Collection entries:
┄┄┄┄┄┄┄┄┄┄
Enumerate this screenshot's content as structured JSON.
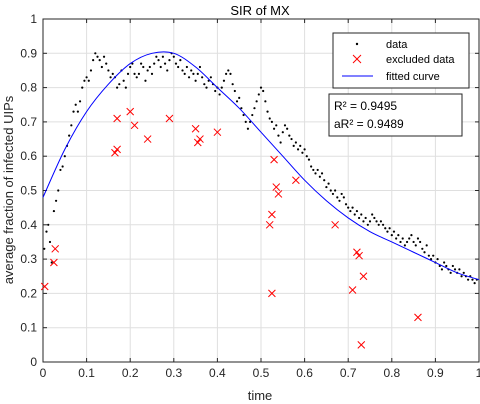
{
  "chart_data": {
    "type": "scatter",
    "title": "SIR of MX",
    "xlabel": "time",
    "ylabel": "average fraction of infected UIPs",
    "xlim": [
      0,
      1
    ],
    "ylim": [
      0,
      1
    ],
    "xticks": [
      "0",
      "0.1",
      "0.2",
      "0.3",
      "0.4",
      "0.5",
      "0.6",
      "0.7",
      "0.8",
      "0.9",
      "1"
    ],
    "yticks": [
      "0",
      "0.1",
      "0.2",
      "0.3",
      "0.4",
      "0.5",
      "0.6",
      "0.7",
      "0.8",
      "0.9",
      "1"
    ],
    "grid": true,
    "legend_position": "top-right",
    "legend": {
      "data": "data",
      "excluded": "excluded data",
      "fitted": "fitted curve"
    },
    "stats": {
      "r2": "R² = 0.9495",
      "ar2": "aR² = 0.9489"
    },
    "colors": {
      "data": "#000000",
      "excluded": "#ff0000",
      "fitted": "#0000ff",
      "grid": "#dfdfdf"
    },
    "series": [
      {
        "name": "data",
        "points": [
          [
            0.003,
            0.33
          ],
          [
            0.008,
            0.38
          ],
          [
            0.012,
            0.4
          ],
          [
            0.016,
            0.35
          ],
          [
            0.02,
            0.29
          ],
          [
            0.025,
            0.44
          ],
          [
            0.03,
            0.47
          ],
          [
            0.035,
            0.5
          ],
          [
            0.04,
            0.56
          ],
          [
            0.045,
            0.57
          ],
          [
            0.05,
            0.6
          ],
          [
            0.055,
            0.63
          ],
          [
            0.06,
            0.66
          ],
          [
            0.065,
            0.69
          ],
          [
            0.07,
            0.73
          ],
          [
            0.075,
            0.75
          ],
          [
            0.08,
            0.73
          ],
          [
            0.085,
            0.76
          ],
          [
            0.09,
            0.8
          ],
          [
            0.095,
            0.82
          ],
          [
            0.1,
            0.83
          ],
          [
            0.105,
            0.82
          ],
          [
            0.11,
            0.85
          ],
          [
            0.115,
            0.88
          ],
          [
            0.12,
            0.9
          ],
          [
            0.125,
            0.89
          ],
          [
            0.13,
            0.88
          ],
          [
            0.135,
            0.86
          ],
          [
            0.14,
            0.89
          ],
          [
            0.145,
            0.87
          ],
          [
            0.15,
            0.85
          ],
          [
            0.155,
            0.83
          ],
          [
            0.16,
            0.84
          ],
          [
            0.165,
            0.83
          ],
          [
            0.17,
            0.8
          ],
          [
            0.175,
            0.81
          ],
          [
            0.18,
            0.85
          ],
          [
            0.185,
            0.82
          ],
          [
            0.19,
            0.8
          ],
          [
            0.195,
            0.84
          ],
          [
            0.2,
            0.86
          ],
          [
            0.205,
            0.87
          ],
          [
            0.21,
            0.84
          ],
          [
            0.215,
            0.83
          ],
          [
            0.22,
            0.84
          ],
          [
            0.225,
            0.87
          ],
          [
            0.23,
            0.86
          ],
          [
            0.235,
            0.82
          ],
          [
            0.24,
            0.85
          ],
          [
            0.245,
            0.86
          ],
          [
            0.25,
            0.84
          ],
          [
            0.255,
            0.87
          ],
          [
            0.26,
            0.89
          ],
          [
            0.265,
            0.88
          ],
          [
            0.27,
            0.86
          ],
          [
            0.275,
            0.89
          ],
          [
            0.28,
            0.87
          ],
          [
            0.285,
            0.85
          ],
          [
            0.29,
            0.88
          ],
          [
            0.295,
            0.9
          ],
          [
            0.3,
            0.89
          ],
          [
            0.305,
            0.87
          ],
          [
            0.31,
            0.86
          ],
          [
            0.315,
            0.88
          ],
          [
            0.32,
            0.85
          ],
          [
            0.325,
            0.84
          ],
          [
            0.33,
            0.86
          ],
          [
            0.335,
            0.83
          ],
          [
            0.34,
            0.85
          ],
          [
            0.345,
            0.84
          ],
          [
            0.35,
            0.82
          ],
          [
            0.355,
            0.84
          ],
          [
            0.36,
            0.86
          ],
          [
            0.365,
            0.83
          ],
          [
            0.37,
            0.81
          ],
          [
            0.375,
            0.8
          ],
          [
            0.38,
            0.82
          ],
          [
            0.385,
            0.83
          ],
          [
            0.39,
            0.81
          ],
          [
            0.395,
            0.79
          ],
          [
            0.4,
            0.8
          ],
          [
            0.405,
            0.78
          ],
          [
            0.41,
            0.8
          ],
          [
            0.415,
            0.82
          ],
          [
            0.42,
            0.84
          ],
          [
            0.425,
            0.85
          ],
          [
            0.43,
            0.84
          ],
          [
            0.435,
            0.81
          ],
          [
            0.44,
            0.79
          ],
          [
            0.445,
            0.76
          ],
          [
            0.45,
            0.77
          ],
          [
            0.455,
            0.74
          ],
          [
            0.46,
            0.72
          ],
          [
            0.465,
            0.7
          ],
          [
            0.47,
            0.68
          ],
          [
            0.475,
            0.7
          ],
          [
            0.48,
            0.72
          ],
          [
            0.485,
            0.74
          ],
          [
            0.49,
            0.76
          ],
          [
            0.495,
            0.78
          ],
          [
            0.5,
            0.8
          ],
          [
            0.505,
            0.79
          ],
          [
            0.51,
            0.76
          ],
          [
            0.515,
            0.73
          ],
          [
            0.52,
            0.71
          ],
          [
            0.525,
            0.7
          ],
          [
            0.53,
            0.68
          ],
          [
            0.535,
            0.69
          ],
          [
            0.54,
            0.66
          ],
          [
            0.545,
            0.64
          ],
          [
            0.55,
            0.67
          ],
          [
            0.555,
            0.69
          ],
          [
            0.56,
            0.68
          ],
          [
            0.565,
            0.66
          ],
          [
            0.57,
            0.65
          ],
          [
            0.575,
            0.63
          ],
          [
            0.58,
            0.64
          ],
          [
            0.585,
            0.62
          ],
          [
            0.59,
            0.63
          ],
          [
            0.595,
            0.61
          ],
          [
            0.6,
            0.62
          ],
          [
            0.605,
            0.6
          ],
          [
            0.61,
            0.59
          ],
          [
            0.615,
            0.57
          ],
          [
            0.62,
            0.56
          ],
          [
            0.625,
            0.55
          ],
          [
            0.63,
            0.56
          ],
          [
            0.635,
            0.54
          ],
          [
            0.64,
            0.55
          ],
          [
            0.645,
            0.53
          ],
          [
            0.65,
            0.51
          ],
          [
            0.655,
            0.52
          ],
          [
            0.66,
            0.5
          ],
          [
            0.665,
            0.49
          ],
          [
            0.67,
            0.5
          ],
          [
            0.675,
            0.48
          ],
          [
            0.68,
            0.47
          ],
          [
            0.685,
            0.49
          ],
          [
            0.69,
            0.48
          ],
          [
            0.695,
            0.46
          ],
          [
            0.7,
            0.45
          ],
          [
            0.705,
            0.44
          ],
          [
            0.71,
            0.45
          ],
          [
            0.715,
            0.43
          ],
          [
            0.72,
            0.44
          ],
          [
            0.725,
            0.42
          ],
          [
            0.73,
            0.43
          ],
          [
            0.735,
            0.41
          ],
          [
            0.74,
            0.42
          ],
          [
            0.745,
            0.4
          ],
          [
            0.75,
            0.41
          ],
          [
            0.755,
            0.43
          ],
          [
            0.76,
            0.42
          ],
          [
            0.765,
            0.41
          ],
          [
            0.77,
            0.4
          ],
          [
            0.775,
            0.41
          ],
          [
            0.78,
            0.4
          ],
          [
            0.785,
            0.39
          ],
          [
            0.79,
            0.38
          ],
          [
            0.795,
            0.39
          ],
          [
            0.8,
            0.37
          ],
          [
            0.805,
            0.38
          ],
          [
            0.81,
            0.36
          ],
          [
            0.815,
            0.37
          ],
          [
            0.82,
            0.35
          ],
          [
            0.825,
            0.36
          ],
          [
            0.83,
            0.34
          ],
          [
            0.835,
            0.35
          ],
          [
            0.84,
            0.36
          ],
          [
            0.845,
            0.37
          ],
          [
            0.85,
            0.35
          ],
          [
            0.855,
            0.34
          ],
          [
            0.86,
            0.36
          ],
          [
            0.865,
            0.35
          ],
          [
            0.87,
            0.33
          ],
          [
            0.875,
            0.32
          ],
          [
            0.88,
            0.34
          ],
          [
            0.885,
            0.31
          ],
          [
            0.89,
            0.3
          ],
          [
            0.895,
            0.31
          ],
          [
            0.9,
            0.29
          ],
          [
            0.905,
            0.3
          ],
          [
            0.91,
            0.28
          ],
          [
            0.915,
            0.27
          ],
          [
            0.92,
            0.29
          ],
          [
            0.925,
            0.28
          ],
          [
            0.93,
            0.27
          ],
          [
            0.935,
            0.26
          ],
          [
            0.94,
            0.28
          ],
          [
            0.945,
            0.27
          ],
          [
            0.95,
            0.26
          ],
          [
            0.955,
            0.27
          ],
          [
            0.96,
            0.25
          ],
          [
            0.965,
            0.26
          ],
          [
            0.97,
            0.25
          ],
          [
            0.975,
            0.24
          ],
          [
            0.98,
            0.25
          ],
          [
            0.985,
            0.24
          ],
          [
            0.99,
            0.23
          ],
          [
            0.995,
            0.24
          ]
        ]
      },
      {
        "name": "excluded data",
        "points": [
          [
            0.004,
            0.22
          ],
          [
            0.028,
            0.33
          ],
          [
            0.025,
            0.29
          ],
          [
            0.17,
            0.71
          ],
          [
            0.17,
            0.62
          ],
          [
            0.165,
            0.61
          ],
          [
            0.2,
            0.73
          ],
          [
            0.21,
            0.69
          ],
          [
            0.24,
            0.65
          ],
          [
            0.29,
            0.71
          ],
          [
            0.35,
            0.68
          ],
          [
            0.355,
            0.64
          ],
          [
            0.36,
            0.65
          ],
          [
            0.4,
            0.67
          ],
          [
            0.52,
            0.4
          ],
          [
            0.525,
            0.43
          ],
          [
            0.53,
            0.59
          ],
          [
            0.535,
            0.51
          ],
          [
            0.54,
            0.49
          ],
          [
            0.525,
            0.2
          ],
          [
            0.58,
            0.53
          ],
          [
            0.67,
            0.4
          ],
          [
            0.71,
            0.21
          ],
          [
            0.72,
            0.32
          ],
          [
            0.725,
            0.31
          ],
          [
            0.73,
            0.05
          ],
          [
            0.735,
            0.25
          ],
          [
            0.86,
            0.13
          ]
        ]
      }
    ],
    "fitted_curve": {
      "name": "fitted curve",
      "x": [
        0,
        0.05,
        0.1,
        0.15,
        0.2,
        0.25,
        0.3,
        0.35,
        0.4,
        0.45,
        0.5,
        0.55,
        0.6,
        0.65,
        0.7,
        0.75,
        0.8,
        0.85,
        0.9,
        0.95,
        1.0
      ],
      "y": [
        0.48,
        0.62,
        0.73,
        0.81,
        0.87,
        0.9,
        0.9,
        0.86,
        0.8,
        0.74,
        0.67,
        0.6,
        0.53,
        0.47,
        0.42,
        0.38,
        0.35,
        0.32,
        0.29,
        0.26,
        0.24
      ]
    }
  }
}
┄┄┄┄┄┄┄┄┄┄
The problem:
Within the data above, count the lines that contain the string "excluded"; the reply is the number alone.

Result for this exercise:
3